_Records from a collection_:
----

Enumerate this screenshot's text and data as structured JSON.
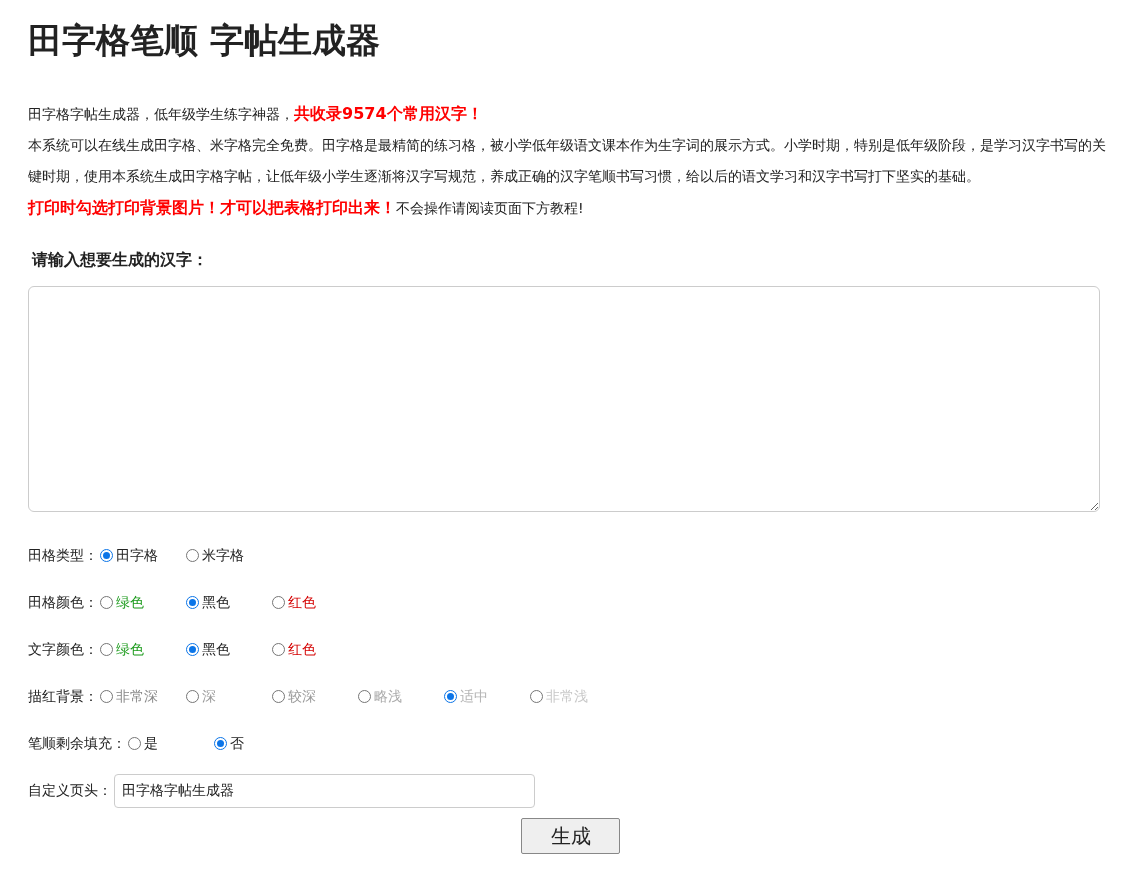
{
  "title": "田字格笔顺 字帖生成器",
  "intro": [
    {
      "parts": [
        {
          "text": "田字格字帖生成器，低年级学生练字神器，",
          "emphasis": false
        },
        {
          "text": "共收录9574个常用汉字！",
          "emphasis": true
        }
      ]
    },
    {
      "parts": [
        {
          "text": "本系统可以在线生成田字格、米字格完全免费。田字格是最精简的练习格，被小学低年级语文课本作为生字词的展示方式。小学时期，特别是低年级阶段，是学习汉字书写的关键时期，使用本系统生成田字格字帖，让低年级小学生逐渐将汉字写规范，养成正确的汉字笔顺书写习惯，给以后的语文学习和汉字书写打下坚实的基础。",
          "emphasis": false
        }
      ]
    },
    {
      "parts": [
        {
          "text": "打印时勾选打印背景图片！才可以把表格打印出来！",
          "emphasis": true
        },
        {
          "text": "不会操作请阅读页面下方教程!",
          "emphasis": false
        }
      ]
    }
  ],
  "input_label": "请输入想要生成的汉字：",
  "option_groups": [
    {
      "label": "田格类型：",
      "options": [
        {
          "label": "田字格",
          "selected": true
        },
        {
          "label": "米字格",
          "selected": false
        }
      ]
    },
    {
      "label": "田格颜色：",
      "options": [
        {
          "label": "绿色",
          "selected": false,
          "color": "#1a9a1a"
        },
        {
          "label": "黑色",
          "selected": true,
          "color": "#222222"
        },
        {
          "label": "红色",
          "selected": false,
          "color": "#d40000"
        }
      ]
    },
    {
      "label": "文字颜色：",
      "options": [
        {
          "label": "绿色",
          "selected": false,
          "color": "#1a9a1a"
        },
        {
          "label": "黑色",
          "selected": true,
          "color": "#222222"
        },
        {
          "label": "红色",
          "selected": false,
          "color": "#d40000"
        }
      ]
    },
    {
      "label": "描红背景：",
      "options": [
        {
          "label": "非常深",
          "selected": false,
          "color": "#888888"
        },
        {
          "label": "深",
          "selected": false,
          "color": "#999999"
        },
        {
          "label": "较深",
          "selected": false,
          "color": "#999999"
        },
        {
          "label": "略浅",
          "selected": false,
          "color": "#aaaaaa"
        },
        {
          "label": "适中",
          "selected": true,
          "color": "#b4b4b4"
        },
        {
          "label": "非常浅",
          "selected": false,
          "color": "#c8c8c8"
        }
      ]
    },
    {
      "label": "笔顺剩余填充：",
      "options": [
        {
          "label": "是",
          "selected": false
        },
        {
          "label": "否",
          "selected": true
        }
      ]
    }
  ],
  "header_field": {
    "label": "自定义页头：",
    "value": "田字格字帖生成器"
  },
  "submit": "生成"
}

----

_GOAL_: Images in the data above are to be skipped. Retype all other material exactly.

_TASK OUTPUT_:
Enumerate this screenshot's text and data as structured JSON.
{
  "title": "田字格笔顺 字帖生成器",
  "intro": [
    {
      "parts": [
        {
          "text": "田字格字帖生成器，低年级学生练字神器，",
          "emphasis": false
        },
        {
          "text": "共收录9574个常用汉字！",
          "emphasis": true
        }
      ]
    },
    {
      "parts": [
        {
          "text": "本系统可以在线生成田字格、米字格完全免费。田字格是最精简的练习格，被小学低年级语文课本作为生字词的展示方式。小学时期，特别是低年级阶段，是学习汉字书写的关键时期，使用本系统生成田字格字帖，让低年级小学生逐渐将汉字写规范，养成正确的汉字笔顺书写习惯，给以后的语文学习和汉字书写打下坚实的基础。",
          "emphasis": false
        }
      ]
    },
    {
      "parts": [
        {
          "text": "打印时勾选打印背景图片！才可以把表格打印出来！",
          "emphasis": true
        },
        {
          "text": "不会操作请阅读页面下方教程!",
          "emphasis": false
        }
      ]
    }
  ],
  "input_label": "请输入想要生成的汉字：",
  "option_groups": [
    {
      "label": "田格类型：",
      "options": [
        {
          "label": "田字格",
          "selected": true
        },
        {
          "label": "米字格",
          "selected": false
        }
      ]
    },
    {
      "label": "田格颜色：",
      "options": [
        {
          "label": "绿色",
          "selected": false,
          "color": "#1a9a1a"
        },
        {
          "label": "黑色",
          "selected": true,
          "color": "#222222"
        },
        {
          "label": "红色",
          "selected": false,
          "color": "#d40000"
        }
      ]
    },
    {
      "label": "文字颜色：",
      "options": [
        {
          "label": "绿色",
          "selected": false,
          "color": "#1a9a1a"
        },
        {
          "label": "黑色",
          "selected": true,
          "color": "#222222"
        },
        {
          "label": "红色",
          "selected": false,
          "color": "#d40000"
        }
      ]
    },
    {
      "label": "描红背景：",
      "options": [
        {
          "label": "非常深",
          "selected": false,
          "color": "#888888"
        },
        {
          "label": "深",
          "selected": false,
          "color": "#999999"
        },
        {
          "label": "较深",
          "selected": false,
          "color": "#999999"
        },
        {
          "label": "略浅",
          "selected": false,
          "color": "#aaaaaa"
        },
        {
          "label": "适中",
          "selected": true,
          "color": "#b4b4b4"
        },
        {
          "label": "非常浅",
          "selected": false,
          "color": "#c8c8c8"
        }
      ]
    },
    {
      "label": "笔顺剩余填充：",
      "options": [
        {
          "label": "是",
          "selected": false
        },
        {
          "label": "否",
          "selected": true
        }
      ]
    }
  ],
  "header_field": {
    "label": "自定义页头：",
    "value": "田字格字帖生成器"
  },
  "submit": "生成"
}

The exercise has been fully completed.